● REQUEST:
In the data below, find every line that has the string "this", and copy it.

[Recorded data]
'''
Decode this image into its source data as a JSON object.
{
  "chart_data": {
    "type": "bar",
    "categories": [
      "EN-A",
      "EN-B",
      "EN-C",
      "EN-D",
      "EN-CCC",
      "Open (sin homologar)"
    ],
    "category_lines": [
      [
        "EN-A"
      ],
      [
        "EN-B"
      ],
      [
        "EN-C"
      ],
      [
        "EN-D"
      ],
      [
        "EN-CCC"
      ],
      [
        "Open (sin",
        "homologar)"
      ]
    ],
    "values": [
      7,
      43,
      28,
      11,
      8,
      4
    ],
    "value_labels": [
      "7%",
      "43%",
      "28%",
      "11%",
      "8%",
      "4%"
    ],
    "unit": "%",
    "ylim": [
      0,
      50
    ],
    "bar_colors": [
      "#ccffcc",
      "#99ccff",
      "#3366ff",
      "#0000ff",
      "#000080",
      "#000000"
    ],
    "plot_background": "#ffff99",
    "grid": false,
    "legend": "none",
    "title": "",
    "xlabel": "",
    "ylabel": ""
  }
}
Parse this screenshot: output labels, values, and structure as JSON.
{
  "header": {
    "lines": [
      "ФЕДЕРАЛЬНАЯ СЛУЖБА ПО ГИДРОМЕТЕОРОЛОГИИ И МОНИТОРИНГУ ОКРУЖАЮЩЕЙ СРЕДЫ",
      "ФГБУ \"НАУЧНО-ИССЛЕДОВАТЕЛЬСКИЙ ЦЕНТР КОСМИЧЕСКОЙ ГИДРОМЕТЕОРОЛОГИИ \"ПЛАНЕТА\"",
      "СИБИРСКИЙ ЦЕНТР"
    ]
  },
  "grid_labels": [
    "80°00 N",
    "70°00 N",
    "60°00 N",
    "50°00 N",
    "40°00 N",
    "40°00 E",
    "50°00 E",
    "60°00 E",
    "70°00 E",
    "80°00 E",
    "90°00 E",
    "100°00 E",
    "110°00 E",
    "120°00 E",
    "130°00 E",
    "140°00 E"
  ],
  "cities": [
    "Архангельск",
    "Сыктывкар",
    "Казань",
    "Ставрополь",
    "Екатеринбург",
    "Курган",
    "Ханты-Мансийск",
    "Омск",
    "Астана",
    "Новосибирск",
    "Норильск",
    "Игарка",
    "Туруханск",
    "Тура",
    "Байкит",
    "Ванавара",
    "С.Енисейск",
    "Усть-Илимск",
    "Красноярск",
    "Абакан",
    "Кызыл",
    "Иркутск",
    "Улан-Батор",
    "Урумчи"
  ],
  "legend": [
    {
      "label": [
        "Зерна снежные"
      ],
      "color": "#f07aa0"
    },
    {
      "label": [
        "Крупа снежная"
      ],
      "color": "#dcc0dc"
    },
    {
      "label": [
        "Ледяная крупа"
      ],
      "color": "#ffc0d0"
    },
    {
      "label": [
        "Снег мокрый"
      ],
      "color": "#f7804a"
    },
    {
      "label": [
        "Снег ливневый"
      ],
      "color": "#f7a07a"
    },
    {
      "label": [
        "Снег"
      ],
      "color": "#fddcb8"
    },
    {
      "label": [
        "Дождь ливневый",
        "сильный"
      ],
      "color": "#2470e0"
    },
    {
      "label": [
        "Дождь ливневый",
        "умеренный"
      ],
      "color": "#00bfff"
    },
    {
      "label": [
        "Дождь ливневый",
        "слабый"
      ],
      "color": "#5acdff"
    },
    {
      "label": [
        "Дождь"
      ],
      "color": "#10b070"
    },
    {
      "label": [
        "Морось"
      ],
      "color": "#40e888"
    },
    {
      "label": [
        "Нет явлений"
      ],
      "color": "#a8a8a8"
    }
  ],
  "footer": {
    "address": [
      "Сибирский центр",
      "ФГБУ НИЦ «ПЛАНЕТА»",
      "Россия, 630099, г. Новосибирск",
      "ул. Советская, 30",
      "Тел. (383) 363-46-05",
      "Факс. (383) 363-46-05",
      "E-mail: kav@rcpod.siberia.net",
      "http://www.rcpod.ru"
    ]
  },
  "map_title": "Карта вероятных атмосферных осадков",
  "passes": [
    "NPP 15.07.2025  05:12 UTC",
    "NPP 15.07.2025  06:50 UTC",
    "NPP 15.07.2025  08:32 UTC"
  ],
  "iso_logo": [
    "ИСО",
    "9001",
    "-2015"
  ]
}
'''
● WORKED SOLUTION:
Decode this image into its source data as a JSON object.
Parse this screenshot: output labels, values, and structure as JSON.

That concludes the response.